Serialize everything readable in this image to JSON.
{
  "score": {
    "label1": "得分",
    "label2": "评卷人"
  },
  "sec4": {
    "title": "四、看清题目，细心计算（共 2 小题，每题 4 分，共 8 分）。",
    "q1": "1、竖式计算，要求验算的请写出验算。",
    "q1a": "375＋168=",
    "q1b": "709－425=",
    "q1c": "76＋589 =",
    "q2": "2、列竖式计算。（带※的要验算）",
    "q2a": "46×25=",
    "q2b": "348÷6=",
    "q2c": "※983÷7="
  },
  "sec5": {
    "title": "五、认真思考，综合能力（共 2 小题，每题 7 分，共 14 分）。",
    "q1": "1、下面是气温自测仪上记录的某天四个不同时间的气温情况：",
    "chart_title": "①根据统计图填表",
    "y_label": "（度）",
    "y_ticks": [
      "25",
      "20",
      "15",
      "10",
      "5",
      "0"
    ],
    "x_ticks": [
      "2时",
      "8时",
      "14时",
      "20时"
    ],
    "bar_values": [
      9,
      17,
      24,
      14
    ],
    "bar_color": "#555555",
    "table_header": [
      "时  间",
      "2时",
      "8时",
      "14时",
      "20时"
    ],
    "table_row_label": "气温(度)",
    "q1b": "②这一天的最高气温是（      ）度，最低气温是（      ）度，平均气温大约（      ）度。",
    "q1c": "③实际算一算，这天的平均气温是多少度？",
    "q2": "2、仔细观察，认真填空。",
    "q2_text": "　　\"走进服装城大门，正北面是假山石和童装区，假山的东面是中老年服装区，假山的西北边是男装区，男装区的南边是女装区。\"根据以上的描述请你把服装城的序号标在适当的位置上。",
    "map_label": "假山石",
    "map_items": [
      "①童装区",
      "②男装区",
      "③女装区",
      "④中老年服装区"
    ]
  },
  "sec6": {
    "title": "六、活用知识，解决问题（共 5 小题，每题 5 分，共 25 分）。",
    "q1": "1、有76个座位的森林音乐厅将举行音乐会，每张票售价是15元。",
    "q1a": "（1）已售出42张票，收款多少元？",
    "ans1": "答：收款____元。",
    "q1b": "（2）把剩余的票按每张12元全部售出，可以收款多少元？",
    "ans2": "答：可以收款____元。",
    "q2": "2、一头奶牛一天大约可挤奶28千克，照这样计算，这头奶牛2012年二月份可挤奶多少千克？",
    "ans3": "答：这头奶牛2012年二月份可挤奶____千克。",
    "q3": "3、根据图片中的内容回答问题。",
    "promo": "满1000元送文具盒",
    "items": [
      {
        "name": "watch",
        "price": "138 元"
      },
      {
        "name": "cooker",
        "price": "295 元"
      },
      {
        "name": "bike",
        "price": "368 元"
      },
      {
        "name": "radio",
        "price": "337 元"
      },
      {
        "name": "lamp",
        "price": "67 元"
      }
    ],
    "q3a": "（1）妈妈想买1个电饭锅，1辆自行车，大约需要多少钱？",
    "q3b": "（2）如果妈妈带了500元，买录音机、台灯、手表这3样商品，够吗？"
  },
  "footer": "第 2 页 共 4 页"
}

(Exercise goal):
Return every record above exactly as it appears.

(Answer for the task):
Serialize everything readable in this image to JSON.
{
  "score": {
    "label1": "得分",
    "label2": "评卷人"
  },
  "sec4": {
    "title": "四、看清题目，细心计算（共 2 小题，每题 4 分，共 8 分）。",
    "q1": "1、竖式计算，要求验算的请写出验算。",
    "q1a": "375＋168=",
    "q1b": "709－425=",
    "q1c": "76＋589 =",
    "q2": "2、列竖式计算。（带※的要验算）",
    "q2a": "46×25=",
    "q2b": "348÷6=",
    "q2c": "※983÷7="
  },
  "sec5": {
    "title": "五、认真思考，综合能力（共 2 小题，每题 7 分，共 14 分）。",
    "q1": "1、下面是气温自测仪上记录的某天四个不同时间的气温情况：",
    "chart_title": "①根据统计图填表",
    "y_label": "（度）",
    "y_ticks": [
      "25",
      "20",
      "15",
      "10",
      "5",
      "0"
    ],
    "x_ticks": [
      "2时",
      "8时",
      "14时",
      "20时"
    ],
    "bar_values": [
      9,
      17,
      24,
      14
    ],
    "bar_color": "#555555",
    "table_header": [
      "时  间",
      "2时",
      "8时",
      "14时",
      "20时"
    ],
    "table_row_label": "气温(度)",
    "q1b": "②这一天的最高气温是（      ）度，最低气温是（      ）度，平均气温大约（      ）度。",
    "q1c": "③实际算一算，这天的平均气温是多少度？",
    "q2": "2、仔细观察，认真填空。",
    "q2_text": "　　\"走进服装城大门，正北面是假山石和童装区，假山的东面是中老年服装区，假山的西北边是男装区，男装区的南边是女装区。\"根据以上的描述请你把服装城的序号标在适当的位置上。",
    "map_label": "假山石",
    "map_items": [
      "①童装区",
      "②男装区",
      "③女装区",
      "④中老年服装区"
    ]
  },
  "sec6": {
    "title": "六、活用知识，解决问题（共 5 小题，每题 5 分，共 25 分）。",
    "q1": "1、有76个座位的森林音乐厅将举行音乐会，每张票售价是15元。",
    "q1a": "（1）已售出42张票，收款多少元？",
    "ans1": "答：收款____元。",
    "q1b": "（2）把剩余的票按每张12元全部售出，可以收款多少元？",
    "ans2": "答：可以收款____元。",
    "q2": "2、一头奶牛一天大约可挤奶28千克，照这样计算，这头奶牛2012年二月份可挤奶多少千克？",
    "ans3": "答：这头奶牛2012年二月份可挤奶____千克。",
    "q3": "3、根据图片中的内容回答问题。",
    "promo": "满1000元送文具盒",
    "items": [
      {
        "name": "watch",
        "price": "138 元"
      },
      {
        "name": "cooker",
        "price": "295 元"
      },
      {
        "name": "bike",
        "price": "368 元"
      },
      {
        "name": "radio",
        "price": "337 元"
      },
      {
        "name": "lamp",
        "price": "67 元"
      }
    ],
    "q3a": "（1）妈妈想买1个电饭锅，1辆自行车，大约需要多少钱？",
    "q3b": "（2）如果妈妈带了500元，买录音机、台灯、手表这3样商品，够吗？"
  },
  "footer": "第 2 页 共 4 页"
}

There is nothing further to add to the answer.